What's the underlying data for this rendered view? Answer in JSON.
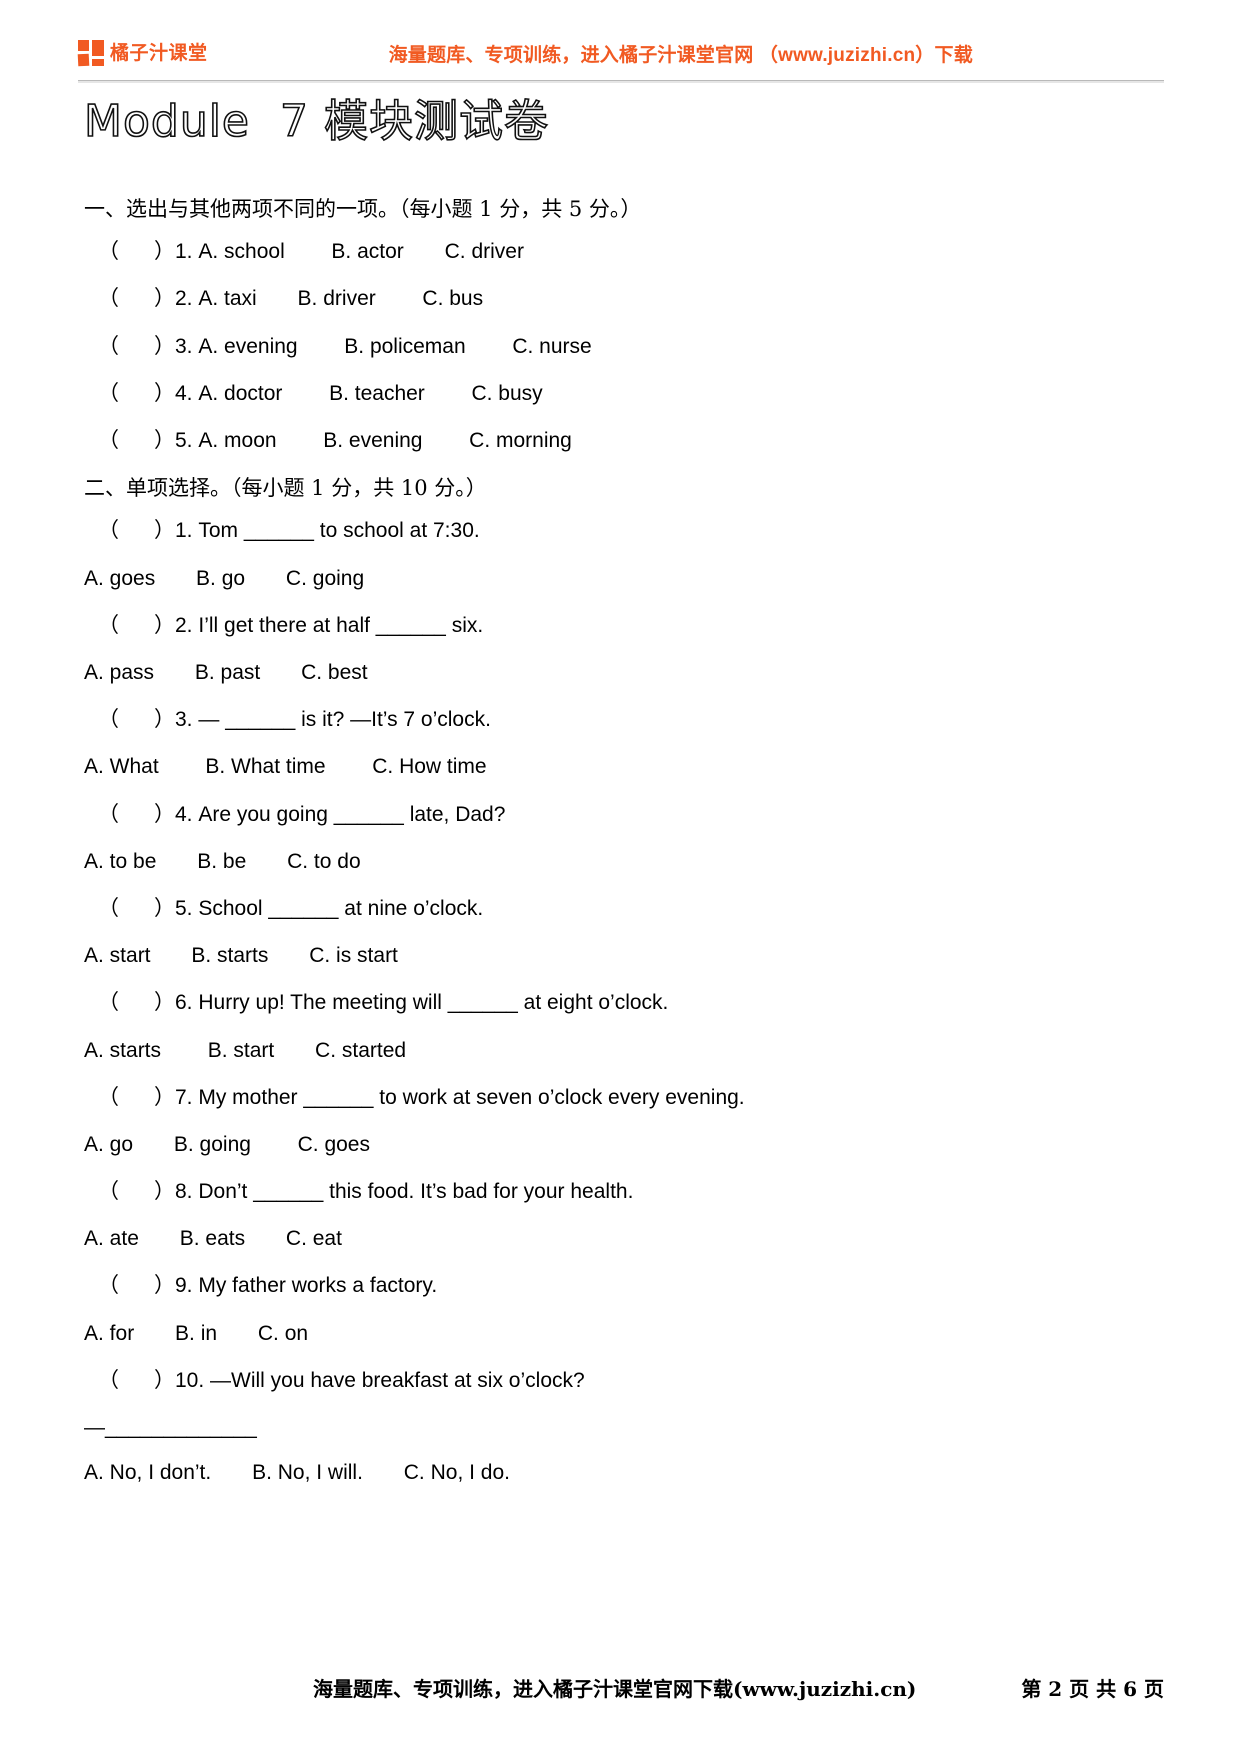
{
  "header": {
    "logo_text": "橘子汁课堂",
    "logo_icon": "orange-squares-logo-icon",
    "slogan": "海量题库、专项训练，进入橘子汁课堂官网 （www.juzizhi.cn）下载",
    "brand_color": "#F15A22"
  },
  "title": "Module  7 模块测试卷",
  "sections": [
    {
      "heading": "一、选出与其他两项不同的一项。（每小题 1 分，共 5 分。）",
      "lines": [
        {
          "type": "question",
          "text": "（      ）1. A. school        B. actor       C. driver"
        },
        {
          "type": "question",
          "text": "（      ）2. A. taxi       B. driver        C. bus"
        },
        {
          "type": "question",
          "text": "（      ）3. A. evening        B. policeman        C. nurse"
        },
        {
          "type": "question",
          "text": "（      ）4. A. doctor        B. teacher        C. busy"
        },
        {
          "type": "question",
          "text": "（      ）5. A. moon        B. evening        C. morning"
        }
      ]
    },
    {
      "heading": "二、单项选择。（每小题 1 分，共 10 分。）",
      "lines": [
        {
          "type": "question",
          "text": "（      ）1. Tom ______ to school at 7:30."
        },
        {
          "type": "options",
          "text": "A. goes       B. go       C. going"
        },
        {
          "type": "question",
          "text": "（      ）2. I’ll get there at half ______ six."
        },
        {
          "type": "options",
          "text": "A. pass       B. past       C. best"
        },
        {
          "type": "question",
          "text": "（      ）3. — ______ is it? —It’s 7 o’clock."
        },
        {
          "type": "options",
          "text": "A. What        B. What time        C. How time"
        },
        {
          "type": "question",
          "text": "（      ）4. Are you going ______ late, Dad?"
        },
        {
          "type": "options",
          "text": "A. to be       B. be       C. to do"
        },
        {
          "type": "question",
          "text": "（      ）5. School ______ at nine o’clock."
        },
        {
          "type": "options",
          "text": "A. start       B. starts       C. is start"
        },
        {
          "type": "question",
          "text": "（      ）6. Hurry up! The meeting will ______ at eight o’clock."
        },
        {
          "type": "options",
          "text": "A. starts        B. start       C. started"
        },
        {
          "type": "question",
          "text": "（      ）7. My mother ______ to work at seven o’clock every evening."
        },
        {
          "type": "options",
          "text": "A. go       B. going        C. goes"
        },
        {
          "type": "question",
          "text": "（      ）8. Don’t ______ this food. It’s bad for your health."
        },
        {
          "type": "options",
          "text": "A. ate       B. eats       C. eat"
        },
        {
          "type": "question",
          "text": "（      ）9. My father works a factory."
        },
        {
          "type": "options",
          "text": "A. for       B. in       C. on"
        },
        {
          "type": "question",
          "text": "（      ）10. —Will you have breakfast at six o’clock?"
        },
        {
          "type": "tail",
          "text": "—_____________"
        },
        {
          "type": "options",
          "text": "A. No, I don’t.       B. No, I will.       C. No, I do."
        }
      ]
    }
  ],
  "footer": {
    "center_text": "海量题库、专项训练，进入橘子汁课堂官网下载(www.juzizhi.cn)",
    "page_text": "第 2 页 共 6 页"
  }
}
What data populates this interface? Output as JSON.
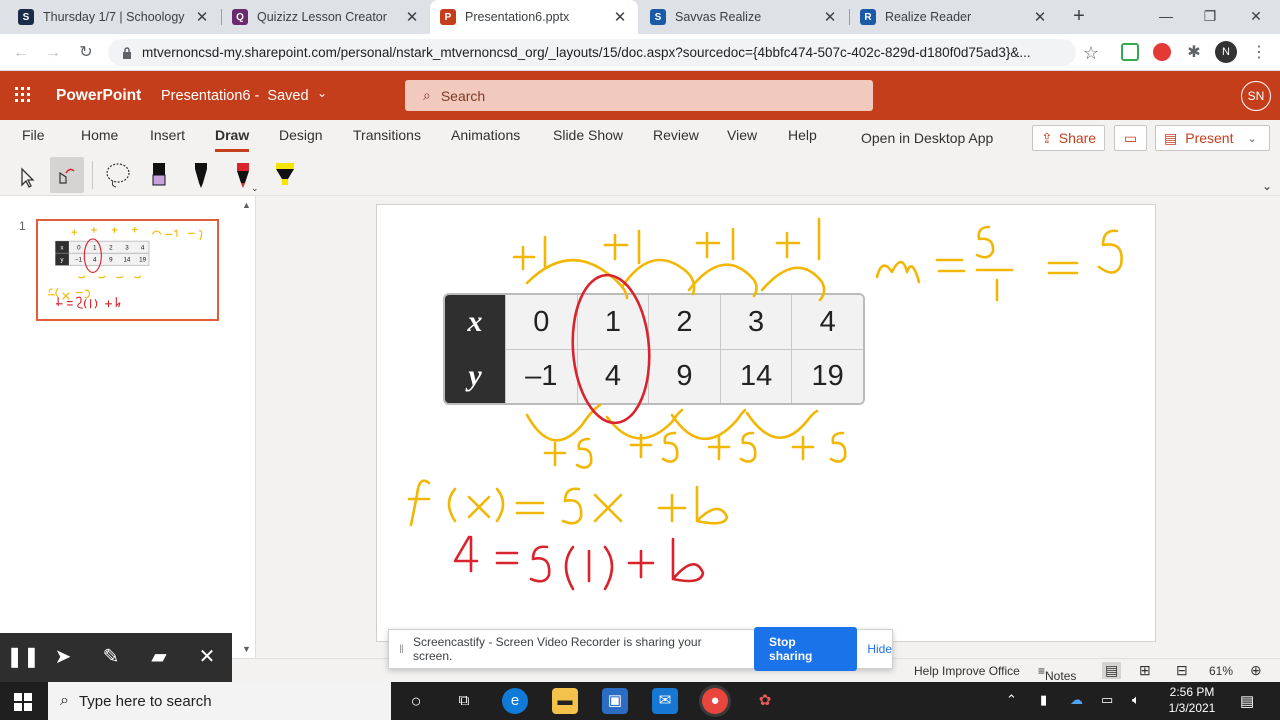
{
  "browser": {
    "tabs": [
      {
        "title": "Thursday 1/7 | Schoology",
        "favicon": "schoology-icon",
        "color": "#1b2b4a",
        "active": false
      },
      {
        "title": "Quizizz Lesson Creator",
        "favicon": "quizizz-icon",
        "color": "#6b2a6e",
        "active": false
      },
      {
        "title": "Presentation6.pptx",
        "favicon": "powerpoint-icon",
        "color": "#c43e1c",
        "active": true
      },
      {
        "title": "Savvas Realize",
        "favicon": "savvas-icon",
        "color": "#1a5aa6",
        "active": false
      },
      {
        "title": "Realize Reader",
        "favicon": "realize-icon",
        "color": "#1a5aa6",
        "active": false
      }
    ],
    "url": "mtvernoncsd-my.sharepoint.com/personal/nstark_mtvernoncsd_org/_layouts/15/doc.aspx?sourcedoc={4bbfc474-507c-402c-829d-d180f0d75ad3}&...",
    "profile_initial": "N"
  },
  "app": {
    "name": "PowerPoint",
    "doc_title": "Presentation6",
    "save_status": "Saved",
    "search_placeholder": "Search",
    "user_initials": "SN",
    "accent": "#c43e1c"
  },
  "ribbon": {
    "tabs": [
      "File",
      "Home",
      "Insert",
      "Draw",
      "Design",
      "Transitions",
      "Animations",
      "Slide Show",
      "Review",
      "View",
      "Help"
    ],
    "selected": "Draw",
    "open_desktop": "Open in Desktop App",
    "share": "Share",
    "present": "Present"
  },
  "thumbnails": [
    {
      "number": "1"
    }
  ],
  "slide": {
    "table": {
      "x_label": "x",
      "y_label": "y",
      "x_values": [
        "0",
        "1",
        "2",
        "3",
        "4"
      ],
      "y_values": [
        "–1",
        "4",
        "9",
        "14",
        "19"
      ]
    },
    "ink_colors": {
      "yellow": "#f2b705",
      "red": "#d9232d"
    }
  },
  "statusbar": {
    "help_improve": "Help Improve Office",
    "notes": "Notes",
    "zoom": "61%"
  },
  "screencastify": {
    "message": "Screencastify - Screen Video Recorder is sharing your screen.",
    "stop": "Stop sharing",
    "hide": "Hide"
  },
  "taskbar": {
    "search_placeholder": "Type here to search",
    "time": "2:56 PM",
    "date": "1/3/2021"
  }
}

- [Given problem] Without the pictures, copy the material exactly as given.

- [Reply to the exercise]
What's the underlying data for this rendered view? Answer in JSON.
{
  "header": {
    "logo_text": "橘子汁课堂",
    "logo_icon": "orange-squares-logo-icon",
    "slogan": "海量题库、专项训练，进入橘子汁课堂官网 （www.juzizhi.cn）下载",
    "brand_color": "#F15A22"
  },
  "title": "Module  7 模块测试卷",
  "sections": [
    {
      "heading": "一、选出与其他两项不同的一项。（每小题 1 分，共 5 分。）",
      "lines": [
        {
          "type": "question",
          "text": "（      ）1. A. school        B. actor       C. driver"
        },
        {
          "type": "question",
          "text": "（      ）2. A. taxi       B. driver        C. bus"
        },
        {
          "type": "question",
          "text": "（      ）3. A. evening        B. policeman        C. nurse"
        },
        {
          "type": "question",
          "text": "（      ）4. A. doctor        B. teacher        C. busy"
        },
        {
          "type": "question",
          "text": "（      ）5. A. moon        B. evening        C. morning"
        }
      ]
    },
    {
      "heading": "二、单项选择。（每小题 1 分，共 10 分。）",
      "lines": [
        {
          "type": "question",
          "text": "（      ）1. Tom ______ to school at 7:30."
        },
        {
          "type": "options",
          "text": "A. goes       B. go       C. going"
        },
        {
          "type": "question",
          "text": "（      ）2. I’ll get there at half ______ six."
        },
        {
          "type": "options",
          "text": "A. pass       B. past       C. best"
        },
        {
          "type": "question",
          "text": "（      ）3. — ______ is it? —It’s 7 o’clock."
        },
        {
          "type": "options",
          "text": "A. What        B. What time        C. How time"
        },
        {
          "type": "question",
          "text": "（      ）4. Are you going ______ late, Dad?"
        },
        {
          "type": "options",
          "text": "A. to be       B. be       C. to do"
        },
        {
          "type": "question",
          "text": "（      ）5. School ______ at nine o’clock."
        },
        {
          "type": "options",
          "text": "A. start       B. starts       C. is start"
        },
        {
          "type": "question",
          "text": "（      ）6. Hurry up! The meeting will ______ at eight o’clock."
        },
        {
          "type": "options",
          "text": "A. starts        B. start       C. started"
        },
        {
          "type": "question",
          "text": "（      ）7. My mother ______ to work at seven o’clock every evening."
        },
        {
          "type": "options",
          "text": "A. go       B. going        C. goes"
        },
        {
          "type": "question",
          "text": "（      ）8. Don’t ______ this food. It’s bad for your health."
        },
        {
          "type": "options",
          "text": "A. ate       B. eats       C. eat"
        },
        {
          "type": "question",
          "text": "（      ）9. My father works a factory."
        },
        {
          "type": "options",
          "text": "A. for       B. in       C. on"
        },
        {
          "type": "question",
          "text": "（      ）10. —Will you have breakfast at six o’clock?"
        },
        {
          "type": "tail",
          "text": "—_____________"
        },
        {
          "type": "options",
          "text": "A. No, I don’t.       B. No, I will.       C. No, I do."
        }
      ]
    }
  ],
  "footer": {
    "center_text": "海量题库、专项训练，进入橘子汁课堂官网下载(www.juzizhi.cn)",
    "page_text": "第 2 页 共 6 页"
  }
}
What data populates this interface? Output as JSON.
{
  "browser": {
    "tabs": [
      {
        "title": "Thursday 1/7 | Schoology",
        "favicon": "schoology-icon",
        "color": "#1b2b4a",
        "active": false
      },
      {
        "title": "Quizizz Lesson Creator",
        "favicon": "quizizz-icon",
        "color": "#6b2a6e",
        "active": false
      },
      {
        "title": "Presentation6.pptx",
        "favicon": "powerpoint-icon",
        "color": "#c43e1c",
        "active": true
      },
      {
        "title": "Savvas Realize",
        "favicon": "savvas-icon",
        "color": "#1a5aa6",
        "active": false
      },
      {
        "title": "Realize Reader",
        "favicon": "realize-icon",
        "color": "#1a5aa6",
        "active": false
      }
    ],
    "url": "mtvernoncsd-my.sharepoint.com/personal/nstark_mtvernoncsd_org/_layouts/15/doc.aspx?sourcedoc={4bbfc474-507c-402c-829d-d180f0d75ad3}&...",
    "profile_initial": "N"
  },
  "app": {
    "name": "PowerPoint",
    "doc_title": "Presentation6",
    "save_status": "Saved",
    "search_placeholder": "Search",
    "user_initials": "SN",
    "accent": "#c43e1c"
  },
  "ribbon": {
    "tabs": [
      "File",
      "Home",
      "Insert",
      "Draw",
      "Design",
      "Transitions",
      "Animations",
      "Slide Show",
      "Review",
      "View",
      "Help"
    ],
    "selected": "Draw",
    "open_desktop": "Open in Desktop App",
    "share": "Share",
    "present": "Present"
  },
  "thumbnails": [
    {
      "number": "1"
    }
  ],
  "slide": {
    "table": {
      "x_label": "x",
      "y_label": "y",
      "x_values": [
        "0",
        "1",
        "2",
        "3",
        "4"
      ],
      "y_values": [
        "–1",
        "4",
        "9",
        "14",
        "19"
      ]
    },
    "ink_colors": {
      "yellow": "#f2b705",
      "red": "#d9232d"
    }
  },
  "statusbar": {
    "help_improve": "Help Improve Office",
    "notes": "Notes",
    "zoom": "61%"
  },
  "screencastify": {
    "message": "Screencastify - Screen Video Recorder is sharing your screen.",
    "stop": "Stop sharing",
    "hide": "Hide"
  },
  "taskbar": {
    "search_placeholder": "Type here to search",
    "time": "2:56 PM",
    "date": "1/3/2021"
  }
}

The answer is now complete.